[TEXTO FORNECIDO]
────────
O rombo de mais de R$ 230 bilhões nas contas do governo federal significou mais que o dobro do prometido pelo ministro Fernando Haddad para o primeiro ano do terceiro mandato do presidente Lula. Mesmo representando uma meta distante do almejado – o déficit zero – o resultado negativo em R$ 100 bilhões seria considerado um avanço pela equipe econômica. Mas o passo não foi dado, segundo o ministro, por causa do pagamento dos precatórios, as dívidas já julgadas que não foram honradas no governo anterior – num montante de quase R$ 100 bilhões. Além disso, houve repasses financeiros para os estados e municípios, em compensação à perda de receita do ICMS. Para Haddad, os números de uma realidade tão longe da expectativa difundida por ele mesmo não alteram a disposição, nem os planos, de atingimento do déficit zero em 2024.
────────
[Dados de origem]
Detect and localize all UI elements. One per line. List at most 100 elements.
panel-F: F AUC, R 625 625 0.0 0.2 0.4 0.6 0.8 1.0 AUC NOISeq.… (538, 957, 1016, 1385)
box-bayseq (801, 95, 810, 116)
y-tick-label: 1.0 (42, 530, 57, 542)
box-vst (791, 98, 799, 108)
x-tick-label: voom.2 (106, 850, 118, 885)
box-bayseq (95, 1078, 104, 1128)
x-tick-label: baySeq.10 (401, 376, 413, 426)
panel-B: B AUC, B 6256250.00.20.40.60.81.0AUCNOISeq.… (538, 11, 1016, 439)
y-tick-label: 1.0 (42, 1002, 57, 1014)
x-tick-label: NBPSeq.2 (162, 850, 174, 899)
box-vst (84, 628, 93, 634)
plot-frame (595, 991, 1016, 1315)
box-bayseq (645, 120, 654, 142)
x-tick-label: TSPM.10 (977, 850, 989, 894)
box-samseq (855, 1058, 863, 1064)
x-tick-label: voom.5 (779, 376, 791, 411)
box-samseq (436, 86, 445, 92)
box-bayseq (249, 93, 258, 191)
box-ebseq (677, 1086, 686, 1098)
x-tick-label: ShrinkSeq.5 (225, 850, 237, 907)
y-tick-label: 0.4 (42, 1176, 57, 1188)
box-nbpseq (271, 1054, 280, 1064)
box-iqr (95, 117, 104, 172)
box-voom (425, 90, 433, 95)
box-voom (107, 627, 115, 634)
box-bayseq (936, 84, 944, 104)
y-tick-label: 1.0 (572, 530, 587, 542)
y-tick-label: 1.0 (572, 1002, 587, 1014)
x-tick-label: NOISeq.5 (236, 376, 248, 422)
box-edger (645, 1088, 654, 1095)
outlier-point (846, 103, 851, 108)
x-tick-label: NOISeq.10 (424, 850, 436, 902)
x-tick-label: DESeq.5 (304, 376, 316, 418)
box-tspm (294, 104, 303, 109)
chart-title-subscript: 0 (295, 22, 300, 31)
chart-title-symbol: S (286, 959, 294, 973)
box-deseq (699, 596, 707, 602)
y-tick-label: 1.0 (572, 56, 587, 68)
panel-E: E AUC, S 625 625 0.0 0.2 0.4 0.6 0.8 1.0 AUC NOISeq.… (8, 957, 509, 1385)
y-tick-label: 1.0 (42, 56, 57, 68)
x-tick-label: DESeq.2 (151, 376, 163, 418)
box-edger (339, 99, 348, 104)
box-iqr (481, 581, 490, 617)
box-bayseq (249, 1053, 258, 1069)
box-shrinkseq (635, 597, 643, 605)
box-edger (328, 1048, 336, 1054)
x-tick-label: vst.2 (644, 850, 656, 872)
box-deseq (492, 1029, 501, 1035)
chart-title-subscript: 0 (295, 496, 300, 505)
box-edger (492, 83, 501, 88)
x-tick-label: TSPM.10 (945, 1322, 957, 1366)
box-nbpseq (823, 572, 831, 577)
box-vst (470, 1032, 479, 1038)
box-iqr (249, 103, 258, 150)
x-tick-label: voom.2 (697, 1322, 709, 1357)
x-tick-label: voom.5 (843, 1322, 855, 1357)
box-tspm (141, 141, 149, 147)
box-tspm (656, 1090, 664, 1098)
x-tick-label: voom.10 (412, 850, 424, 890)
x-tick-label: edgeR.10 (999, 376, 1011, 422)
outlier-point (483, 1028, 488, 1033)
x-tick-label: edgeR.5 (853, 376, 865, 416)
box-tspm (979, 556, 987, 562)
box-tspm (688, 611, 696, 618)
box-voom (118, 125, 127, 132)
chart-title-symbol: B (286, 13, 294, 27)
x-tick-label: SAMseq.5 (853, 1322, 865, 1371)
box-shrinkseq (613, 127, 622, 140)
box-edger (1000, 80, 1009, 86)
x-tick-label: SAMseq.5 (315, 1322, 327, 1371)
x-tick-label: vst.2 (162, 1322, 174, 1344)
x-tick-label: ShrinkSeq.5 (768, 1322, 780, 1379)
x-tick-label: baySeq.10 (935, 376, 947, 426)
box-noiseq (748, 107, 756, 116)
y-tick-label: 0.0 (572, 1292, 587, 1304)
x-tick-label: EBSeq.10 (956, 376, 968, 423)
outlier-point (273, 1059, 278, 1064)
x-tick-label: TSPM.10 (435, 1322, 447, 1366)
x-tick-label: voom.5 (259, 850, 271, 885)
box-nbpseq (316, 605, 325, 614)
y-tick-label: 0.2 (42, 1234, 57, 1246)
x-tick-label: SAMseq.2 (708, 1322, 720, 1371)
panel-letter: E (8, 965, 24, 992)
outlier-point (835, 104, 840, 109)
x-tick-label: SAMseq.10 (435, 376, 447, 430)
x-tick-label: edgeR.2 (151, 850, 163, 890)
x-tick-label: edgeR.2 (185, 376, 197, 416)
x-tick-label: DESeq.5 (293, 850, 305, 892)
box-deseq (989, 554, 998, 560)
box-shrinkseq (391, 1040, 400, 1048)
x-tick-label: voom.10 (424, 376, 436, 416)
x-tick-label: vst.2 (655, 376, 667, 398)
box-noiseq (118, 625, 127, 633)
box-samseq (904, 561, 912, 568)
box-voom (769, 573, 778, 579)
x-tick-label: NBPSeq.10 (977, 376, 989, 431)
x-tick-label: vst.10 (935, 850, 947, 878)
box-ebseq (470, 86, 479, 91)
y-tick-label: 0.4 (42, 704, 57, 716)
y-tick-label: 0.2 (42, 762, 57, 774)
────────
[OBJETIVO DO EXERCÍCIO] De acordo com o texto sobre as contas do governo federal, em que ano Haddad mantém os planos de atingir o déficit zero? Os registros não têm nenhum papel nesta atividade.

[RESPOSTA DO EXERCÍCIO] Em 2024.